### TASK
Reproduce all of the listing below without alteration.

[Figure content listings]
##############################

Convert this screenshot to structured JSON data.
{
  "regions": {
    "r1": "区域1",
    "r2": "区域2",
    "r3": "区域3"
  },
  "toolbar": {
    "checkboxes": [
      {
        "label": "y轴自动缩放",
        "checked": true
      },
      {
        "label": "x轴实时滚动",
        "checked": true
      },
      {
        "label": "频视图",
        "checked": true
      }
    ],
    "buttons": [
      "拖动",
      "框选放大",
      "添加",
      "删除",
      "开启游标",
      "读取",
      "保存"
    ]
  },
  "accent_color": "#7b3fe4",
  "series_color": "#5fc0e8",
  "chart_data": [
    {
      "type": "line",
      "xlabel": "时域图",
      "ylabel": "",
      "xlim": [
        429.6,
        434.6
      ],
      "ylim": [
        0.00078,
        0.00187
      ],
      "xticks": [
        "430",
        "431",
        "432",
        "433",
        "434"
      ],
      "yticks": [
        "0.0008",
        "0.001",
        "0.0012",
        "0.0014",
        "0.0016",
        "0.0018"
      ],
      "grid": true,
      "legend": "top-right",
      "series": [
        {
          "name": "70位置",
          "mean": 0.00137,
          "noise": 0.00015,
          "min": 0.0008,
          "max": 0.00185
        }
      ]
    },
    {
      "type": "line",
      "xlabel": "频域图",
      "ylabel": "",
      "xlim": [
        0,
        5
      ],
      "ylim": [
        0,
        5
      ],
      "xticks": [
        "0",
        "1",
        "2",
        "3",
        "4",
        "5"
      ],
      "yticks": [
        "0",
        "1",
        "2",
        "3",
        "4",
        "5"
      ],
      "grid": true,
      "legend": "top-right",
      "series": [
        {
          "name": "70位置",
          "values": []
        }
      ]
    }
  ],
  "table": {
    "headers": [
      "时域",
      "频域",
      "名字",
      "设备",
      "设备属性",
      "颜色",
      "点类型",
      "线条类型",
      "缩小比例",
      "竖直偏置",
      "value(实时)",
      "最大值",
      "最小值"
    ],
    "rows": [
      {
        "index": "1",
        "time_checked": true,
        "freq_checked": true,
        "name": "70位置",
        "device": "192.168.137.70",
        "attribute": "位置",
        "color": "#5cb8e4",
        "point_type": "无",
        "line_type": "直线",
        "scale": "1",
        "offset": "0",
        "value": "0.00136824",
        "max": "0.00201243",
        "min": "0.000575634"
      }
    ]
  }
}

##############################

### RESULT FOR THIS EXERCISE
Convert this screenshot to structured JSON data.
{
  "regions": {
    "r1": "区域1",
    "r2": "区域2",
    "r3": "区域3"
  },
  "toolbar": {
    "checkboxes": [
      {
        "label": "y轴自动缩放",
        "checked": true
      },
      {
        "label": "x轴实时滚动",
        "checked": true
      },
      {
        "label": "频视图",
        "checked": true
      }
    ],
    "buttons": [
      "拖动",
      "框选放大",
      "添加",
      "删除",
      "开启游标",
      "读取",
      "保存"
    ]
  },
  "accent_color": "#7b3fe4",
  "series_color": "#5fc0e8",
  "chart_data": [
    {
      "type": "line",
      "xlabel": "时域图",
      "ylabel": "",
      "xlim": [
        429.6,
        434.6
      ],
      "ylim": [
        0.00078,
        0.00187
      ],
      "xticks": [
        "430",
        "431",
        "432",
        "433",
        "434"
      ],
      "yticks": [
        "0.0008",
        "0.001",
        "0.0012",
        "0.0014",
        "0.0016",
        "0.0018"
      ],
      "grid": true,
      "legend": "top-right",
      "series": [
        {
          "name": "70位置",
          "mean": 0.00137,
          "noise": 0.00015,
          "min": 0.0008,
          "max": 0.00185
        }
      ]
    },
    {
      "type": "line",
      "xlabel": "频域图",
      "ylabel": "",
      "xlim": [
        0,
        5
      ],
      "ylim": [
        0,
        5
      ],
      "xticks": [
        "0",
        "1",
        "2",
        "3",
        "4",
        "5"
      ],
      "yticks": [
        "0",
        "1",
        "2",
        "3",
        "4",
        "5"
      ],
      "grid": true,
      "legend": "top-right",
      "series": [
        {
          "name": "70位置",
          "values": []
        }
      ]
    }
  ],
  "table": {
    "headers": [
      "时域",
      "频域",
      "名字",
      "设备",
      "设备属性",
      "颜色",
      "点类型",
      "线条类型",
      "缩小比例",
      "竖直偏置",
      "value(实时)",
      "最大值",
      "最小值"
    ],
    "rows": [
      {
        "index": "1",
        "time_checked": true,
        "freq_checked": true,
        "name": "70位置",
        "device": "192.168.137.70",
        "attribute": "位置",
        "color": "#5cb8e4",
        "point_type": "无",
        "line_type": "直线",
        "scale": "1",
        "offset": "0",
        "value": "0.00136824",
        "max": "0.00201243",
        "min": "0.000575634"
      }
    ]
  }
}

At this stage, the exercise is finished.